* _The request_
Make an exact copy of all the entries, but do not reproduce the pictures.
* Begin Extracted records *
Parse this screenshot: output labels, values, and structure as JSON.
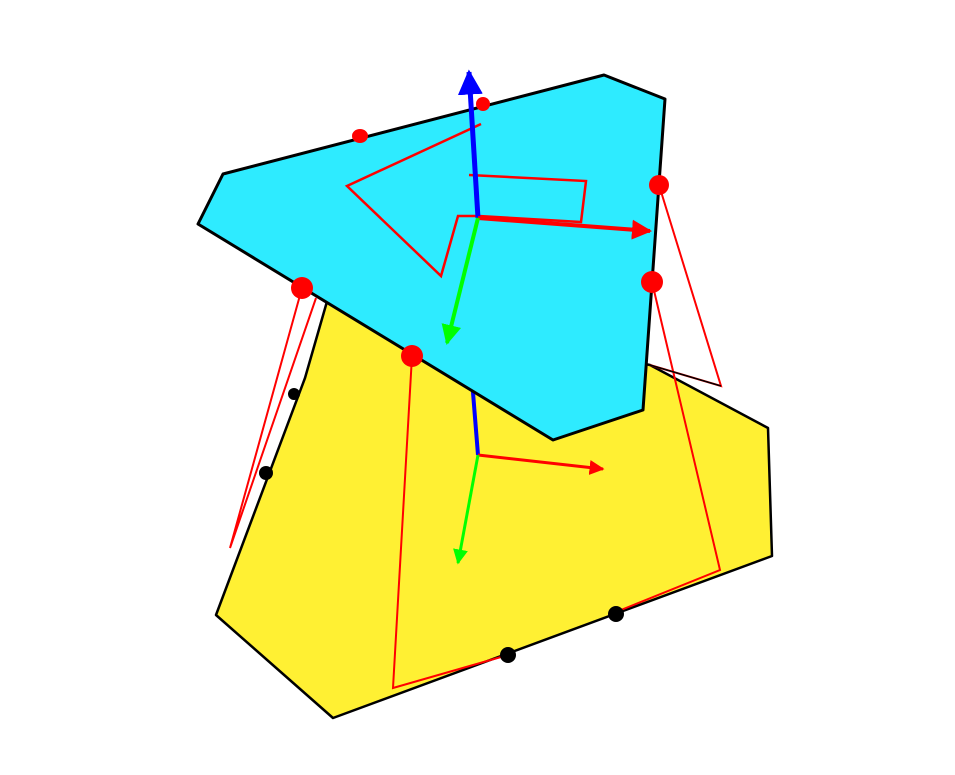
{
  "scene": {
    "background": "#ffffff",
    "bodies": [
      {
        "name": "lower-polygon",
        "fill": "#fff033",
        "stroke": "#000000"
      },
      {
        "name": "upper-polygon",
        "fill": "#2eebff",
        "stroke": "#000000"
      }
    ],
    "axis_colors": {
      "x": "#ff0000",
      "y": "#00ff00",
      "z": "#0000ff"
    },
    "contact_point_colors": {
      "lower": "#000000",
      "upper": "#ff0000"
    },
    "outline_color": "#ff0000"
  }
}
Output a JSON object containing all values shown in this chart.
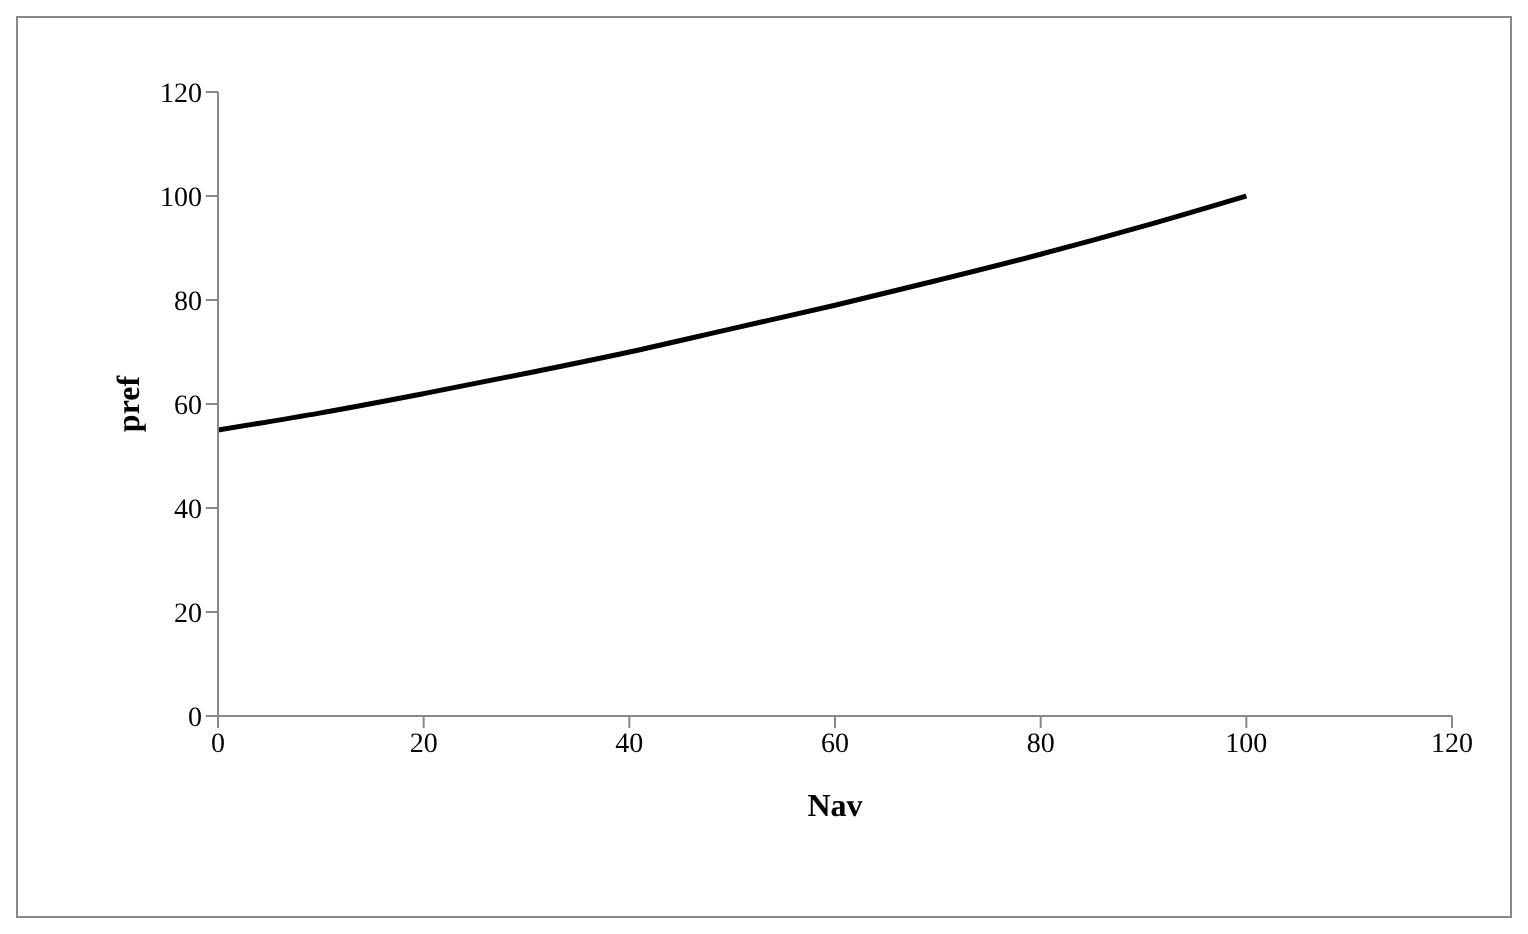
* End Extracted records *
* _Task answer_
Parse this screenshot: output labels, values, and structure as JSON.
{
  "scene": {
    "background": "#ffffff",
    "bodies": [
      {
        "name": "lower-polygon",
        "fill": "#fff033",
        "stroke": "#000000"
      },
      {
        "name": "upper-polygon",
        "fill": "#2eebff",
        "stroke": "#000000"
      }
    ],
    "axis_colors": {
      "x": "#ff0000",
      "y": "#00ff00",
      "z": "#0000ff"
    },
    "contact_point_colors": {
      "lower": "#000000",
      "upper": "#ff0000"
    },
    "outline_color": "#ff0000"
  }
}
Output a JSON object containing all values shown in this chart.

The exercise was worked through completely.